## To do
Return the records, each one exactly as written.

## Provided records
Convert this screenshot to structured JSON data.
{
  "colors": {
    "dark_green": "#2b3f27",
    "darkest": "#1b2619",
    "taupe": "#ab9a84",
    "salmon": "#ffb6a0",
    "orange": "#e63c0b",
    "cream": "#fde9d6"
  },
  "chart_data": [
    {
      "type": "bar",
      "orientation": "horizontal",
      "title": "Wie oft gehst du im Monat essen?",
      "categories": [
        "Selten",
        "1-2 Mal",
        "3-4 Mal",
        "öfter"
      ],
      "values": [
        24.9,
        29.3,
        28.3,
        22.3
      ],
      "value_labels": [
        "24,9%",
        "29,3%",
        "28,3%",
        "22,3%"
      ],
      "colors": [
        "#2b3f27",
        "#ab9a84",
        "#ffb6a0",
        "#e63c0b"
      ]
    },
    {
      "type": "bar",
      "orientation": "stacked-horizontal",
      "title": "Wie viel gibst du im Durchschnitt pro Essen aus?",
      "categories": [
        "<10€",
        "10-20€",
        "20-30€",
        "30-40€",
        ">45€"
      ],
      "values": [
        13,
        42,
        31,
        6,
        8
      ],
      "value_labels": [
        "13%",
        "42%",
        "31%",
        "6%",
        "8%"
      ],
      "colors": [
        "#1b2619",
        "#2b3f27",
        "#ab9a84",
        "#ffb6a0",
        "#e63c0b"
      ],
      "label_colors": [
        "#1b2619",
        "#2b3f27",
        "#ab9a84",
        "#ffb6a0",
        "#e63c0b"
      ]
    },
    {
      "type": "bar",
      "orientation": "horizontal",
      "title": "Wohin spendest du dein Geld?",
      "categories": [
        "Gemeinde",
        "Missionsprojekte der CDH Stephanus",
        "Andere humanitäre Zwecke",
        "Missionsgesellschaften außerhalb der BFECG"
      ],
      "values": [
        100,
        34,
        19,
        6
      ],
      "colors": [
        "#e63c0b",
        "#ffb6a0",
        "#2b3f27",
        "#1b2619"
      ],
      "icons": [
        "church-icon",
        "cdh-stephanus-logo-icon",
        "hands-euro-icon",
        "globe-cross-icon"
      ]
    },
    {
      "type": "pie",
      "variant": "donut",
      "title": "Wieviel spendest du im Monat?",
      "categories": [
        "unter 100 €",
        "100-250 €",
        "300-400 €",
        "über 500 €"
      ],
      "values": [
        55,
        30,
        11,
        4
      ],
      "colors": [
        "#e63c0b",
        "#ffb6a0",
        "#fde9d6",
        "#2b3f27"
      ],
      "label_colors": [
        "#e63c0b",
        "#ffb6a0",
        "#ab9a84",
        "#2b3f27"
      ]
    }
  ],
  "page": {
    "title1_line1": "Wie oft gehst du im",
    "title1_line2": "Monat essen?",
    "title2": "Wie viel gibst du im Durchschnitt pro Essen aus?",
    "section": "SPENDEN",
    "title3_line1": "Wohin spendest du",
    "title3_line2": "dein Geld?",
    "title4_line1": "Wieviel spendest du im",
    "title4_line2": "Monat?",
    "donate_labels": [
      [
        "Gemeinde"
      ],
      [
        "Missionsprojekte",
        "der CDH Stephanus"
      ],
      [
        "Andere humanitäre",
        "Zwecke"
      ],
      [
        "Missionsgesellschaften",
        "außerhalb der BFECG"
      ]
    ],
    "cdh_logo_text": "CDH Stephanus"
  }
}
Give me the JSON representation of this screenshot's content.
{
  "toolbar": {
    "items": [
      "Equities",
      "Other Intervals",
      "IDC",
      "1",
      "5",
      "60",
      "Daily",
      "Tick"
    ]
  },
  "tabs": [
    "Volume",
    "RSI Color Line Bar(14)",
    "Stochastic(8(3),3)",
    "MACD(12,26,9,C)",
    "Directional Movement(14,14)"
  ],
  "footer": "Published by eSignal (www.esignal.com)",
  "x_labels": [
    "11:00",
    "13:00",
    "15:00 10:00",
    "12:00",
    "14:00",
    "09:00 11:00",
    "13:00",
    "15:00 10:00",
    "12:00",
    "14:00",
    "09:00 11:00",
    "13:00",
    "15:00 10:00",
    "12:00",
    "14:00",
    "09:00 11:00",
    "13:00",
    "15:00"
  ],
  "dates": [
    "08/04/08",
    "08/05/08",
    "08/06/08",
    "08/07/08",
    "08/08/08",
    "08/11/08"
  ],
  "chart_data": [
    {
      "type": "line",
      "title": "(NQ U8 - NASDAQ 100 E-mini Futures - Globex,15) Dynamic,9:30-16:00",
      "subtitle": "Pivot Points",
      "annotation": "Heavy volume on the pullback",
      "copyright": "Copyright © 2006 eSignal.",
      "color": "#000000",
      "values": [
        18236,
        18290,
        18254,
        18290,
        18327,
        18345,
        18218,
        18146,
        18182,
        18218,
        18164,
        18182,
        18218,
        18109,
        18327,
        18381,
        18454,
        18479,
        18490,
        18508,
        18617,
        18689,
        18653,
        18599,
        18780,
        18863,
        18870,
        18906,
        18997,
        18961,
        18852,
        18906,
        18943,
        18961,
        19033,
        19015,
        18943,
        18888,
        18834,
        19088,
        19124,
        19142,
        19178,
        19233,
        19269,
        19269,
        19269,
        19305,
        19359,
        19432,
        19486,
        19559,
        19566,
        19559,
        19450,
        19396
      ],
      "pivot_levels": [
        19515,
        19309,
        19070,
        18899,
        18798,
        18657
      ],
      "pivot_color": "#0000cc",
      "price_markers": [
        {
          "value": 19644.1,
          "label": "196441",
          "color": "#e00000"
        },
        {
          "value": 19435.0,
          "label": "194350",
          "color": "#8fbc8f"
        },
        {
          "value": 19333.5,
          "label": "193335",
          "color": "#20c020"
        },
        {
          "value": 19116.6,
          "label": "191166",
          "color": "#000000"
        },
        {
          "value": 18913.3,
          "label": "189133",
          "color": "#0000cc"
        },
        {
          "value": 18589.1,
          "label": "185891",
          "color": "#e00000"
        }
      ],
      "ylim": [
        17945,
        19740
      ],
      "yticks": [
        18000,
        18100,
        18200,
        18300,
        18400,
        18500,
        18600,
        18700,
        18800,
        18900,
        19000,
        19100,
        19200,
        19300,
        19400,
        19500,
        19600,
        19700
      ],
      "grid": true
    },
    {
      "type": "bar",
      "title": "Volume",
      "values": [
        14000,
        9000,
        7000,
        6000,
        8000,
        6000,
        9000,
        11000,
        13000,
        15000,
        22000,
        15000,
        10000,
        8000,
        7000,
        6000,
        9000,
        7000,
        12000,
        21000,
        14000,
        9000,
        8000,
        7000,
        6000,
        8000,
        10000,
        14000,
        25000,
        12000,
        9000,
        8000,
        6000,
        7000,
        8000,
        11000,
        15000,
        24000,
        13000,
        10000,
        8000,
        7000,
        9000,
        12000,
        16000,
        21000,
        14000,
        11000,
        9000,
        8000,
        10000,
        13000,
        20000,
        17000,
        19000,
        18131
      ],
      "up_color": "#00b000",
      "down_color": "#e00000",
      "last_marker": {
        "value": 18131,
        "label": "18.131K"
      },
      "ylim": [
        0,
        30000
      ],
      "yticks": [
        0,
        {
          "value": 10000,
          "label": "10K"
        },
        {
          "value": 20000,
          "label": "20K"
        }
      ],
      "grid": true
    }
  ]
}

## Reply to the task
Convert this screenshot to structured JSON data.
{
  "colors": {
    "dark_green": "#2b3f27",
    "darkest": "#1b2619",
    "taupe": "#ab9a84",
    "salmon": "#ffb6a0",
    "orange": "#e63c0b",
    "cream": "#fde9d6"
  },
  "chart_data": [
    {
      "type": "bar",
      "orientation": "horizontal",
      "title": "Wie oft gehst du im Monat essen?",
      "categories": [
        "Selten",
        "1-2 Mal",
        "3-4 Mal",
        "öfter"
      ],
      "values": [
        24.9,
        29.3,
        28.3,
        22.3
      ],
      "value_labels": [
        "24,9%",
        "29,3%",
        "28,3%",
        "22,3%"
      ],
      "colors": [
        "#2b3f27",
        "#ab9a84",
        "#ffb6a0",
        "#e63c0b"
      ]
    },
    {
      "type": "bar",
      "orientation": "stacked-horizontal",
      "title": "Wie viel gibst du im Durchschnitt pro Essen aus?",
      "categories": [
        "<10€",
        "10-20€",
        "20-30€",
        "30-40€",
        ">45€"
      ],
      "values": [
        13,
        42,
        31,
        6,
        8
      ],
      "value_labels": [
        "13%",
        "42%",
        "31%",
        "6%",
        "8%"
      ],
      "colors": [
        "#1b2619",
        "#2b3f27",
        "#ab9a84",
        "#ffb6a0",
        "#e63c0b"
      ],
      "label_colors": [
        "#1b2619",
        "#2b3f27",
        "#ab9a84",
        "#ffb6a0",
        "#e63c0b"
      ]
    },
    {
      "type": "bar",
      "orientation": "horizontal",
      "title": "Wohin spendest du dein Geld?",
      "categories": [
        "Gemeinde",
        "Missionsprojekte der CDH Stephanus",
        "Andere humanitäre Zwecke",
        "Missionsgesellschaften außerhalb der BFECG"
      ],
      "values": [
        100,
        34,
        19,
        6
      ],
      "colors": [
        "#e63c0b",
        "#ffb6a0",
        "#2b3f27",
        "#1b2619"
      ],
      "icons": [
        "church-icon",
        "cdh-stephanus-logo-icon",
        "hands-euro-icon",
        "globe-cross-icon"
      ]
    },
    {
      "type": "pie",
      "variant": "donut",
      "title": "Wieviel spendest du im Monat?",
      "categories": [
        "unter 100 €",
        "100-250 €",
        "300-400 €",
        "über 500 €"
      ],
      "values": [
        55,
        30,
        11,
        4
      ],
      "colors": [
        "#e63c0b",
        "#ffb6a0",
        "#fde9d6",
        "#2b3f27"
      ],
      "label_colors": [
        "#e63c0b",
        "#ffb6a0",
        "#ab9a84",
        "#2b3f27"
      ]
    }
  ],
  "page": {
    "title1_line1": "Wie oft gehst du im",
    "title1_line2": "Monat essen?",
    "title2": "Wie viel gibst du im Durchschnitt pro Essen aus?",
    "section": "SPENDEN",
    "title3_line1": "Wohin spendest du",
    "title3_line2": "dein Geld?",
    "title4_line1": "Wieviel spendest du im",
    "title4_line2": "Monat?",
    "donate_labels": [
      [
        "Gemeinde"
      ],
      [
        "Missionsprojekte",
        "der CDH Stephanus"
      ],
      [
        "Andere humanitäre",
        "Zwecke"
      ],
      [
        "Missionsgesellschaften",
        "außerhalb der BFECG"
      ]
    ],
    "cdh_logo_text": "CDH Stephanus"
  }
}
Give me the JSON representation of this screenshot's content.
{
  "toolbar": {
    "items": [
      "Equities",
      "Other Intervals",
      "IDC",
      "1",
      "5",
      "60",
      "Daily",
      "Tick"
    ]
  },
  "tabs": [
    "Volume",
    "RSI Color Line Bar(14)",
    "Stochastic(8(3),3)",
    "MACD(12,26,9,C)",
    "Directional Movement(14,14)"
  ],
  "footer": "Published by eSignal (www.esignal.com)",
  "x_labels": [
    "11:00",
    "13:00",
    "15:00 10:00",
    "12:00",
    "14:00",
    "09:00 11:00",
    "13:00",
    "15:00 10:00",
    "12:00",
    "14:00",
    "09:00 11:00",
    "13:00",
    "15:00 10:00",
    "12:00",
    "14:00",
    "09:00 11:00",
    "13:00",
    "15:00"
  ],
  "dates": [
    "08/04/08",
    "08/05/08",
    "08/06/08",
    "08/07/08",
    "08/08/08",
    "08/11/08"
  ],
  "chart_data": [
    {
      "type": "line",
      "title": "(NQ U8 - NASDAQ 100 E-mini Futures - Globex,15) Dynamic,9:30-16:00",
      "subtitle": "Pivot Points",
      "annotation": "Heavy volume on the pullback",
      "copyright": "Copyright © 2006 eSignal.",
      "color": "#000000",
      "values": [
        18236,
        18290,
        18254,
        18290,
        18327,
        18345,
        18218,
        18146,
        18182,
        18218,
        18164,
        18182,
        18218,
        18109,
        18327,
        18381,
        18454,
        18479,
        18490,
        18508,
        18617,
        18689,
        18653,
        18599,
        18780,
        18863,
        18870,
        18906,
        18997,
        18961,
        18852,
        18906,
        18943,
        18961,
        19033,
        19015,
        18943,
        18888,
        18834,
        19088,
        19124,
        19142,
        19178,
        19233,
        19269,
        19269,
        19269,
        19305,
        19359,
        19432,
        19486,
        19559,
        19566,
        19559,
        19450,
        19396
      ],
      "pivot_levels": [
        19515,
        19309,
        19070,
        18899,
        18798,
        18657
      ],
      "pivot_color": "#0000cc",
      "price_markers": [
        {
          "value": 19644.1,
          "label": "196441",
          "color": "#e00000"
        },
        {
          "value": 19435.0,
          "label": "194350",
          "color": "#8fbc8f"
        },
        {
          "value": 19333.5,
          "label": "193335",
          "color": "#20c020"
        },
        {
          "value": 19116.6,
          "label": "191166",
          "color": "#000000"
        },
        {
          "value": 18913.3,
          "label": "189133",
          "color": "#0000cc"
        },
        {
          "value": 18589.1,
          "label": "185891",
          "color": "#e00000"
        }
      ],
      "ylim": [
        17945,
        19740
      ],
      "yticks": [
        18000,
        18100,
        18200,
        18300,
        18400,
        18500,
        18600,
        18700,
        18800,
        18900,
        19000,
        19100,
        19200,
        19300,
        19400,
        19500,
        19600,
        19700
      ],
      "grid": true
    },
    {
      "type": "bar",
      "title": "Volume",
      "values": [
        14000,
        9000,
        7000,
        6000,
        8000,
        6000,
        9000,
        11000,
        13000,
        15000,
        22000,
        15000,
        10000,
        8000,
        7000,
        6000,
        9000,
        7000,
        12000,
        21000,
        14000,
        9000,
        8000,
        7000,
        6000,
        8000,
        10000,
        14000,
        25000,
        12000,
        9000,
        8000,
        6000,
        7000,
        8000,
        11000,
        15000,
        24000,
        13000,
        10000,
        8000,
        7000,
        9000,
        12000,
        16000,
        21000,
        14000,
        11000,
        9000,
        8000,
        10000,
        13000,
        20000,
        17000,
        19000,
        18131
      ],
      "up_color": "#00b000",
      "down_color": "#e00000",
      "last_marker": {
        "value": 18131,
        "label": "18.131K"
      },
      "ylim": [
        0,
        30000
      ],
      "yticks": [
        0,
        {
          "value": 10000,
          "label": "10K"
        },
        {
          "value": 20000,
          "label": "20K"
        }
      ],
      "grid": true
    }
  ]
}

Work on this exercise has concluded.